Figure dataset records
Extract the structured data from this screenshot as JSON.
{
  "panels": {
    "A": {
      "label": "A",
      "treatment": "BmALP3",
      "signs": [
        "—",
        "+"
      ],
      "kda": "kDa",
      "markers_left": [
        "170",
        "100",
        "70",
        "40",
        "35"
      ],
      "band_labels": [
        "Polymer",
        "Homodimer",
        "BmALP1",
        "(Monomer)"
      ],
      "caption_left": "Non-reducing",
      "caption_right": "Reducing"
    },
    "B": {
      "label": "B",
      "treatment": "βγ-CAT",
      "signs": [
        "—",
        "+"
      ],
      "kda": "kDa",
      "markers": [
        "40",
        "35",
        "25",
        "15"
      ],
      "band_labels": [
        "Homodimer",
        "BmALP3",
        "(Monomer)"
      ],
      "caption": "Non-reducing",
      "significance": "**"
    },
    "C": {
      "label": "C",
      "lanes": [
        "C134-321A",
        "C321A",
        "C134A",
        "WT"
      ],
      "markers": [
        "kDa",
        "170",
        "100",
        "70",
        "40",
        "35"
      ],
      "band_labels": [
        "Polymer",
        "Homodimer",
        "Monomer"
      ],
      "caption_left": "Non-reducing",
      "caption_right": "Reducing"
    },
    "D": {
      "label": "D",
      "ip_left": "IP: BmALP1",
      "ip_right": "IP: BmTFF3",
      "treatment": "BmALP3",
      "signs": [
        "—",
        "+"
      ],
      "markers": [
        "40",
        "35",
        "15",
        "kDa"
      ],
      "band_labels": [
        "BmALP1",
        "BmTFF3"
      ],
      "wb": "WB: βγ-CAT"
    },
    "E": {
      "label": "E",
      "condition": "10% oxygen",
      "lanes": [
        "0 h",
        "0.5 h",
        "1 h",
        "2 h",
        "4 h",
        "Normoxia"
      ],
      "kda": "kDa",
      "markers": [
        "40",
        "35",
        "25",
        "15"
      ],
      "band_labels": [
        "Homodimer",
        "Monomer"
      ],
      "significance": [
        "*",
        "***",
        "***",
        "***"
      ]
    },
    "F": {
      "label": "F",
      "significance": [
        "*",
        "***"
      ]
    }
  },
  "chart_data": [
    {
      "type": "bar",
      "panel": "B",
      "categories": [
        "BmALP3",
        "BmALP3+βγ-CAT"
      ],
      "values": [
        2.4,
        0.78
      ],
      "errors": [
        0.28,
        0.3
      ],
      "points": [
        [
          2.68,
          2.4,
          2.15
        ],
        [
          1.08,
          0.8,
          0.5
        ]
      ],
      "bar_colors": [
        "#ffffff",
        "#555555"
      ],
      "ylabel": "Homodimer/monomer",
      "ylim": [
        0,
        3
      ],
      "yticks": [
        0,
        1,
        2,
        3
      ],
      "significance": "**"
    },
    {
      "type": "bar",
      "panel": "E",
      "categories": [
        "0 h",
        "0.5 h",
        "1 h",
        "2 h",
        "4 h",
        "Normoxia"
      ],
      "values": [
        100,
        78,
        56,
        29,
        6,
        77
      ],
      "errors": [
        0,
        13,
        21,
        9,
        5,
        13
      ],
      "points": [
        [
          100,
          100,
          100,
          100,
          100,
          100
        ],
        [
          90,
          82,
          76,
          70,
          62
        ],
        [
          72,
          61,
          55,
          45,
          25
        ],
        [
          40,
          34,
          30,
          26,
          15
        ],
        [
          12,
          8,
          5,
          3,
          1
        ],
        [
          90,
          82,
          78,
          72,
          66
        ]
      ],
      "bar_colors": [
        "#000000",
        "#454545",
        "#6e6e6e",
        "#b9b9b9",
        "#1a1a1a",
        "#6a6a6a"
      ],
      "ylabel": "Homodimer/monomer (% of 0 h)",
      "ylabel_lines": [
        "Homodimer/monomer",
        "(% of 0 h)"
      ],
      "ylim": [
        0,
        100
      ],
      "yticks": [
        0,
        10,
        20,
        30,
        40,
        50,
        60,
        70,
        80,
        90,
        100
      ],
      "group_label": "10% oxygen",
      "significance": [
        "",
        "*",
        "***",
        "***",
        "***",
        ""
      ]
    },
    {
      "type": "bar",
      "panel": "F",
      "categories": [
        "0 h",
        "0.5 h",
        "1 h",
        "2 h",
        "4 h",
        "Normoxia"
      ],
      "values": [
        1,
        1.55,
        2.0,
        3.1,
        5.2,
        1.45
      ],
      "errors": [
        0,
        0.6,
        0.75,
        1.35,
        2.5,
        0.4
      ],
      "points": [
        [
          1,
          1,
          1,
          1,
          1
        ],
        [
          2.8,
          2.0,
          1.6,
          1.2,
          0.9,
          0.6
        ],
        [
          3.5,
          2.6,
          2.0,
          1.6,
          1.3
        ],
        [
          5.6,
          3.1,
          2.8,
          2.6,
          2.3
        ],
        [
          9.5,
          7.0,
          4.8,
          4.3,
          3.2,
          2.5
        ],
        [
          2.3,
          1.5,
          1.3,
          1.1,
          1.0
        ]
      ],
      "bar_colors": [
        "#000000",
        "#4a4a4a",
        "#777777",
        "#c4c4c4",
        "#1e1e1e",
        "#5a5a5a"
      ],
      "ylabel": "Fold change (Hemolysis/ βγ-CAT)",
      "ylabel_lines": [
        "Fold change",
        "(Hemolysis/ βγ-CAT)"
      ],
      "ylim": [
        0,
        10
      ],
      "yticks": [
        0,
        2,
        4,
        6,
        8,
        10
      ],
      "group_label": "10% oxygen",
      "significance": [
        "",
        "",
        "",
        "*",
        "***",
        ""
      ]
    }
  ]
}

→ **Instructions to follow**
Return every entry exactly as given.

→ **Task result**
Extract the structured data from this screenshot as JSON.
{
  "panels": {
    "A": {
      "label": "A",
      "treatment": "BmALP3",
      "signs": [
        "—",
        "+"
      ],
      "kda": "kDa",
      "markers_left": [
        "170",
        "100",
        "70",
        "40",
        "35"
      ],
      "band_labels": [
        "Polymer",
        "Homodimer",
        "BmALP1",
        "(Monomer)"
      ],
      "caption_left": "Non-reducing",
      "caption_right": "Reducing"
    },
    "B": {
      "label": "B",
      "treatment": "βγ-CAT",
      "signs": [
        "—",
        "+"
      ],
      "kda": "kDa",
      "markers": [
        "40",
        "35",
        "25",
        "15"
      ],
      "band_labels": [
        "Homodimer",
        "BmALP3",
        "(Monomer)"
      ],
      "caption": "Non-reducing",
      "significance": "**"
    },
    "C": {
      "label": "C",
      "lanes": [
        "C134-321A",
        "C321A",
        "C134A",
        "WT"
      ],
      "markers": [
        "kDa",
        "170",
        "100",
        "70",
        "40",
        "35"
      ],
      "band_labels": [
        "Polymer",
        "Homodimer",
        "Monomer"
      ],
      "caption_left": "Non-reducing",
      "caption_right": "Reducing"
    },
    "D": {
      "label": "D",
      "ip_left": "IP: BmALP1",
      "ip_right": "IP: BmTFF3",
      "treatment": "BmALP3",
      "signs": [
        "—",
        "+"
      ],
      "markers": [
        "40",
        "35",
        "15",
        "kDa"
      ],
      "band_labels": [
        "BmALP1",
        "BmTFF3"
      ],
      "wb": "WB: βγ-CAT"
    },
    "E": {
      "label": "E",
      "condition": "10% oxygen",
      "lanes": [
        "0 h",
        "0.5 h",
        "1 h",
        "2 h",
        "4 h",
        "Normoxia"
      ],
      "kda": "kDa",
      "markers": [
        "40",
        "35",
        "25",
        "15"
      ],
      "band_labels": [
        "Homodimer",
        "Monomer"
      ],
      "significance": [
        "*",
        "***",
        "***",
        "***"
      ]
    },
    "F": {
      "label": "F",
      "significance": [
        "*",
        "***"
      ]
    }
  },
  "chart_data": [
    {
      "type": "bar",
      "panel": "B",
      "categories": [
        "BmALP3",
        "BmALP3+βγ-CAT"
      ],
      "values": [
        2.4,
        0.78
      ],
      "errors": [
        0.28,
        0.3
      ],
      "points": [
        [
          2.68,
          2.4,
          2.15
        ],
        [
          1.08,
          0.8,
          0.5
        ]
      ],
      "bar_colors": [
        "#ffffff",
        "#555555"
      ],
      "ylabel": "Homodimer/monomer",
      "ylim": [
        0,
        3
      ],
      "yticks": [
        0,
        1,
        2,
        3
      ],
      "significance": "**"
    },
    {
      "type": "bar",
      "panel": "E",
      "categories": [
        "0 h",
        "0.5 h",
        "1 h",
        "2 h",
        "4 h",
        "Normoxia"
      ],
      "values": [
        100,
        78,
        56,
        29,
        6,
        77
      ],
      "errors": [
        0,
        13,
        21,
        9,
        5,
        13
      ],
      "points": [
        [
          100,
          100,
          100,
          100,
          100,
          100
        ],
        [
          90,
          82,
          76,
          70,
          62
        ],
        [
          72,
          61,
          55,
          45,
          25
        ],
        [
          40,
          34,
          30,
          26,
          15
        ],
        [
          12,
          8,
          5,
          3,
          1
        ],
        [
          90,
          82,
          78,
          72,
          66
        ]
      ],
      "bar_colors": [
        "#000000",
        "#454545",
        "#6e6e6e",
        "#b9b9b9",
        "#1a1a1a",
        "#6a6a6a"
      ],
      "ylabel": "Homodimer/monomer (% of 0 h)",
      "ylabel_lines": [
        "Homodimer/monomer",
        "(% of 0 h)"
      ],
      "ylim": [
        0,
        100
      ],
      "yticks": [
        0,
        10,
        20,
        30,
        40,
        50,
        60,
        70,
        80,
        90,
        100
      ],
      "group_label": "10% oxygen",
      "significance": [
        "",
        "*",
        "***",
        "***",
        "***",
        ""
      ]
    },
    {
      "type": "bar",
      "panel": "F",
      "categories": [
        "0 h",
        "0.5 h",
        "1 h",
        "2 h",
        "4 h",
        "Normoxia"
      ],
      "values": [
        1,
        1.55,
        2.0,
        3.1,
        5.2,
        1.45
      ],
      "errors": [
        0,
        0.6,
        0.75,
        1.35,
        2.5,
        0.4
      ],
      "points": [
        [
          1,
          1,
          1,
          1,
          1
        ],
        [
          2.8,
          2.0,
          1.6,
          1.2,
          0.9,
          0.6
        ],
        [
          3.5,
          2.6,
          2.0,
          1.6,
          1.3
        ],
        [
          5.6,
          3.1,
          2.8,
          2.6,
          2.3
        ],
        [
          9.5,
          7.0,
          4.8,
          4.3,
          3.2,
          2.5
        ],
        [
          2.3,
          1.5,
          1.3,
          1.1,
          1.0
        ]
      ],
      "bar_colors": [
        "#000000",
        "#4a4a4a",
        "#777777",
        "#c4c4c4",
        "#1e1e1e",
        "#5a5a5a"
      ],
      "ylabel": "Fold change (Hemolysis/ βγ-CAT)",
      "ylabel_lines": [
        "Fold change",
        "(Hemolysis/ βγ-CAT)"
      ],
      "ylim": [
        0,
        10
      ],
      "yticks": [
        0,
        2,
        4,
        6,
        8,
        10
      ],
      "group_label": "10% oxygen",
      "significance": [
        "",
        "",
        "",
        "*",
        "***",
        ""
      ]
    }
  ]
}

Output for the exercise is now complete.